Return every entry exactly as written.
-- begin Record extracts --
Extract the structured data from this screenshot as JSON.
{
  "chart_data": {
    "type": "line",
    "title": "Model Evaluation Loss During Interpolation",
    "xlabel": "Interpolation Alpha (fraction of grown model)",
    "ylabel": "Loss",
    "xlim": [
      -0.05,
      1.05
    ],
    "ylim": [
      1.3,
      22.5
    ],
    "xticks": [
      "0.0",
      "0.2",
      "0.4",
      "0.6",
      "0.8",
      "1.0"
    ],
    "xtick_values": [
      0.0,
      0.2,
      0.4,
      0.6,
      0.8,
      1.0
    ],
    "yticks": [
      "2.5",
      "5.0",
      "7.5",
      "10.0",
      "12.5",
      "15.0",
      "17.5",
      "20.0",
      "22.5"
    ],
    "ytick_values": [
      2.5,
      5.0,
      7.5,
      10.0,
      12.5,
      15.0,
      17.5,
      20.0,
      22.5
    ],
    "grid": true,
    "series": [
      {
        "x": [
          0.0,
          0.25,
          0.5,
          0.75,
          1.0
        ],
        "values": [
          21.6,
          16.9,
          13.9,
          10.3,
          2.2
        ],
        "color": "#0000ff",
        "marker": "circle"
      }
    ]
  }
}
-- end Record extracts --
• [Complete answer]:
Extract the structured data from this screenshot as JSON.
{
  "chart_data": {
    "type": "line",
    "title": "Model Evaluation Loss During Interpolation",
    "xlabel": "Interpolation Alpha (fraction of grown model)",
    "ylabel": "Loss",
    "xlim": [
      -0.05,
      1.05
    ],
    "ylim": [
      1.3,
      22.5
    ],
    "xticks": [
      "0.0",
      "0.2",
      "0.4",
      "0.6",
      "0.8",
      "1.0"
    ],
    "xtick_values": [
      0.0,
      0.2,
      0.4,
      0.6,
      0.8,
      1.0
    ],
    "yticks": [
      "2.5",
      "5.0",
      "7.5",
      "10.0",
      "12.5",
      "15.0",
      "17.5",
      "20.0",
      "22.5"
    ],
    "ytick_values": [
      2.5,
      5.0,
      7.5,
      10.0,
      12.5,
      15.0,
      17.5,
      20.0,
      22.5
    ],
    "grid": true,
    "series": [
      {
        "x": [
          0.0,
          0.25,
          0.5,
          0.75,
          1.0
        ],
        "values": [
          21.6,
          16.9,
          13.9,
          10.3,
          2.2
        ],
        "color": "#0000ff",
        "marker": "circle"
      }
    ]
  }
}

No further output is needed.